▶ **Work to be completed**
Below are entries; tally how many lines hold the string "this" and answer with only that figure.

--- START OF Stored records ---

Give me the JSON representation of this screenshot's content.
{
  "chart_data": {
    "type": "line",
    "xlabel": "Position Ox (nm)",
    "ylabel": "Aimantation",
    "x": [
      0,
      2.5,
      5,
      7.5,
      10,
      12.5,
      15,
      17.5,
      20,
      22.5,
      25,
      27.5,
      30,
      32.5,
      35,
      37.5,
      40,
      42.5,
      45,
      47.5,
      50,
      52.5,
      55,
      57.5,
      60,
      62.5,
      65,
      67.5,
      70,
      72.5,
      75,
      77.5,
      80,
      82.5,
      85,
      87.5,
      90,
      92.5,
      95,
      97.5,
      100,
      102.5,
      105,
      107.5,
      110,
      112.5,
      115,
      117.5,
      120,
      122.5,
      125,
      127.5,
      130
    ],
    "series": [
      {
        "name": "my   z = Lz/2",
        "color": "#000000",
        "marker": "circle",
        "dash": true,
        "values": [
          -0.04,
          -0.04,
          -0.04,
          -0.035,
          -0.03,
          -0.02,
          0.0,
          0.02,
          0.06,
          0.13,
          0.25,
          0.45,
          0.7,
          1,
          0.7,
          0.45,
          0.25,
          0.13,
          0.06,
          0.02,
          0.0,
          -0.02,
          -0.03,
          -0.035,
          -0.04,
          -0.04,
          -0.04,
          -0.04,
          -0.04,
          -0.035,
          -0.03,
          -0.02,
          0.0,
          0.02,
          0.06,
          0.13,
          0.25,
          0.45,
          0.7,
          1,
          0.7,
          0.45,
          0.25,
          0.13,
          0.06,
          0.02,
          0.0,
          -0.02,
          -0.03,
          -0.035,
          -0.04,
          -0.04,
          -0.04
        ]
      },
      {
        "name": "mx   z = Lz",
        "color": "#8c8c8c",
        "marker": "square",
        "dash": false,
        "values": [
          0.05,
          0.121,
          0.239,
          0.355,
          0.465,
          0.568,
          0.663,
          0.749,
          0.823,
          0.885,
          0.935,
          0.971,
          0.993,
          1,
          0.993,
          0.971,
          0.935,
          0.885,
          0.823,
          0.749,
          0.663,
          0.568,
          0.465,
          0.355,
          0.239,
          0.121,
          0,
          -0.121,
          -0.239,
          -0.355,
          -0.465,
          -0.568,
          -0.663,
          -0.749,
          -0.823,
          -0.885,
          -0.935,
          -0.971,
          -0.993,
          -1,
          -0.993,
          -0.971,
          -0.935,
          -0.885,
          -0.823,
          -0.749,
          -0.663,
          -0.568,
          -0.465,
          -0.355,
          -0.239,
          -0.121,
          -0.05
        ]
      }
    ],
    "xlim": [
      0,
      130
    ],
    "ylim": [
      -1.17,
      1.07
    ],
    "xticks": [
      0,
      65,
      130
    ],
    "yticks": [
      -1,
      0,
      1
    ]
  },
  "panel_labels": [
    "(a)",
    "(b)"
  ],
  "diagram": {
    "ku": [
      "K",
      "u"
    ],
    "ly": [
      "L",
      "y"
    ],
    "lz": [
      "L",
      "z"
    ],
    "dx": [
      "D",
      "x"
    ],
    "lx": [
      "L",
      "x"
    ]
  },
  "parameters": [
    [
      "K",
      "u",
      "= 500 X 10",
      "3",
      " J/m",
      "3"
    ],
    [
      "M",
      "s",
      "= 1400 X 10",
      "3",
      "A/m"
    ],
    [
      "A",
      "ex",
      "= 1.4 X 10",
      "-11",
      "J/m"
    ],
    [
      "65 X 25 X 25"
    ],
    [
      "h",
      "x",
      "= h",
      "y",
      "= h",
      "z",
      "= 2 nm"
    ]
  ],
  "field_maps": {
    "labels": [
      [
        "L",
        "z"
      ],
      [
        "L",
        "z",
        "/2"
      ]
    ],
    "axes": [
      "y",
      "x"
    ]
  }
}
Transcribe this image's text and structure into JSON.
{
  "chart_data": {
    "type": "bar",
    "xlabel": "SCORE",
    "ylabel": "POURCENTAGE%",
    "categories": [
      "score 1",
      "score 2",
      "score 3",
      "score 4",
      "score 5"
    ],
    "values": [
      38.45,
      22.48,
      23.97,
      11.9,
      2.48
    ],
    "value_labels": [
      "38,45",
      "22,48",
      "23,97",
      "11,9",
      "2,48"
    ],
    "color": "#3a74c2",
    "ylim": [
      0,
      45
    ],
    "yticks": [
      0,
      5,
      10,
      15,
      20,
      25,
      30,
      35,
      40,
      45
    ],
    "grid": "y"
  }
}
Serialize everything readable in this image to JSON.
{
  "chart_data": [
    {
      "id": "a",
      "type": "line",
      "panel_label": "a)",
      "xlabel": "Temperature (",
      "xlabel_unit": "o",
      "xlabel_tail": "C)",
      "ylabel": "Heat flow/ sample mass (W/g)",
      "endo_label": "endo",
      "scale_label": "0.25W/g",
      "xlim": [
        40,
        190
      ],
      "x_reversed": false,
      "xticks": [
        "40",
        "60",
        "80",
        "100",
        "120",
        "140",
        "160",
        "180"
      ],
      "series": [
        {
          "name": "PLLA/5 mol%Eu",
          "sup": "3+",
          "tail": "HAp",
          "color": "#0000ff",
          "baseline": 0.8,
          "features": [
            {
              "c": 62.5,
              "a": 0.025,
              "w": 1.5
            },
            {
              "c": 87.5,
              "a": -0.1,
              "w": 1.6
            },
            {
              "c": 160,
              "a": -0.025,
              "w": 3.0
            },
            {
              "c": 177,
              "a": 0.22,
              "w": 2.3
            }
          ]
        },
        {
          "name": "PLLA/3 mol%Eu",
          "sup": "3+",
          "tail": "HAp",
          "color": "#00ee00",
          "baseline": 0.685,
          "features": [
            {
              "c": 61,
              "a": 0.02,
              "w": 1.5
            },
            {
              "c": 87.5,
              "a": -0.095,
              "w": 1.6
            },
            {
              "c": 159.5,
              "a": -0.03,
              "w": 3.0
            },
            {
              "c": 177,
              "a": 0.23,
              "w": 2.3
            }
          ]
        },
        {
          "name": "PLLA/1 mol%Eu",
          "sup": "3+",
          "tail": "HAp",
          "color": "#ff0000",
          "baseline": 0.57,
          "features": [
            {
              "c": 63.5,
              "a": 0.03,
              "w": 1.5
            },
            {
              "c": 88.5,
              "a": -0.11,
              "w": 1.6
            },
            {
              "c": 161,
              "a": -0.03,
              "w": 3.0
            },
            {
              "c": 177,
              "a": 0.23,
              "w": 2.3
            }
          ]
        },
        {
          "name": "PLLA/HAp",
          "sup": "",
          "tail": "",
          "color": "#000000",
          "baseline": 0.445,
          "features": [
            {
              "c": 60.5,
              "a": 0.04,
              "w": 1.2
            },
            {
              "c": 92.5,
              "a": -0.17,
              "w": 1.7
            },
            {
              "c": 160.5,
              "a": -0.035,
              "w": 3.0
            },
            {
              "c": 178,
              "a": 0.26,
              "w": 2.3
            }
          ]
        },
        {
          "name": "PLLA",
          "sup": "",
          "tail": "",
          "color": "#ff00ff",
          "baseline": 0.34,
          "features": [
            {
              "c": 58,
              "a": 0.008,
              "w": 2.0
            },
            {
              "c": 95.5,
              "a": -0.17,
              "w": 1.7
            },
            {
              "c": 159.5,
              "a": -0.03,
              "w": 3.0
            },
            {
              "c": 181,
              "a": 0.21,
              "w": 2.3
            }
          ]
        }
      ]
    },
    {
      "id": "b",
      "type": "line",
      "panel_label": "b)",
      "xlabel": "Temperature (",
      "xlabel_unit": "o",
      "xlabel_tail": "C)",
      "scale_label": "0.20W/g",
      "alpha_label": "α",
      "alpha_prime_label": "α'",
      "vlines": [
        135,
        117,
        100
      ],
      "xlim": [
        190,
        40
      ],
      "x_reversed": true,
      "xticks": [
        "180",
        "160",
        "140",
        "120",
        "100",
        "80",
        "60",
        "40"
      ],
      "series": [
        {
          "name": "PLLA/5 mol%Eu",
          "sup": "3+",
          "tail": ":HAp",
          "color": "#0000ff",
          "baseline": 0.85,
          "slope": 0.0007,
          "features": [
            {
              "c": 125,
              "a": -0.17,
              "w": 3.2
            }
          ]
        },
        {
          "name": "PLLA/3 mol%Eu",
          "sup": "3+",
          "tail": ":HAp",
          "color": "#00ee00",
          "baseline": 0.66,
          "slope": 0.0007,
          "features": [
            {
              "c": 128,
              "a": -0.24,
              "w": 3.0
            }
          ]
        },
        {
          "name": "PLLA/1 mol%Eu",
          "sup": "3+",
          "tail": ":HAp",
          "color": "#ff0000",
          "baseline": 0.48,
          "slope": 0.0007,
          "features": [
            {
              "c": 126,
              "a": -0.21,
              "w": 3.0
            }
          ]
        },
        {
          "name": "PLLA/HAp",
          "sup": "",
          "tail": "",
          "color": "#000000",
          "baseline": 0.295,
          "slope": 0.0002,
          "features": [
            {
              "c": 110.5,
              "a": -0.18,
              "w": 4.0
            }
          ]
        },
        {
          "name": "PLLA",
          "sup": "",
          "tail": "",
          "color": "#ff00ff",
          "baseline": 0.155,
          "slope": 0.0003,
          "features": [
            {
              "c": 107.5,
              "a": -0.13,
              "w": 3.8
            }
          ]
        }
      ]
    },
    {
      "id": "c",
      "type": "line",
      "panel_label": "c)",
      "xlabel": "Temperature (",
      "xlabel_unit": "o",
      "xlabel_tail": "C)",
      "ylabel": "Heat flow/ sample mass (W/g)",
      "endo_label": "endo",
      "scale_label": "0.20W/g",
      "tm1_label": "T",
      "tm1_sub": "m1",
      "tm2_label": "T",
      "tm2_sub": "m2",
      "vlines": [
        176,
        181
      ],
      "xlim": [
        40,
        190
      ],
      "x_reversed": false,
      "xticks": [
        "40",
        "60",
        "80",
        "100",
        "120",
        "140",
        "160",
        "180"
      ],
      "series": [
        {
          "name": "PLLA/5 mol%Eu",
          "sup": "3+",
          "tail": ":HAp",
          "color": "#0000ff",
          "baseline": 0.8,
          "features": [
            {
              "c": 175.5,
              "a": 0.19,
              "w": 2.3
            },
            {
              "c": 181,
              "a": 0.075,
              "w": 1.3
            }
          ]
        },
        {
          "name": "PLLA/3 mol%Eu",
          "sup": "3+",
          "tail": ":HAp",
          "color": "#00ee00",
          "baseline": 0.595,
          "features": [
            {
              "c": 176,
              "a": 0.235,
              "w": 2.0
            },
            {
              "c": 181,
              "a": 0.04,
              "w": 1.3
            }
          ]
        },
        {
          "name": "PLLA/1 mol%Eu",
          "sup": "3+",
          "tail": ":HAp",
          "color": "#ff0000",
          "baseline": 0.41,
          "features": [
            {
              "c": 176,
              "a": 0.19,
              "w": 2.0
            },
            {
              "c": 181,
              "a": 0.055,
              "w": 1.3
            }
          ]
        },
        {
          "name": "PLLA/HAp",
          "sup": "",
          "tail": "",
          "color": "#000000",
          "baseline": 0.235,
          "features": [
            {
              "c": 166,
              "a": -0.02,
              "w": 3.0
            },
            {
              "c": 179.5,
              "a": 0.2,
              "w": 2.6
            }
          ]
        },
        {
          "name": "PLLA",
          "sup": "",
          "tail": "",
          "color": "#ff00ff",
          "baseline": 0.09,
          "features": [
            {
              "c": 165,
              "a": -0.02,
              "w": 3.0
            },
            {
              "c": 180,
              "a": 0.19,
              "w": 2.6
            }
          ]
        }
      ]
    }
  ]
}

--- END OF Stored records ---

▶ **Task response**
3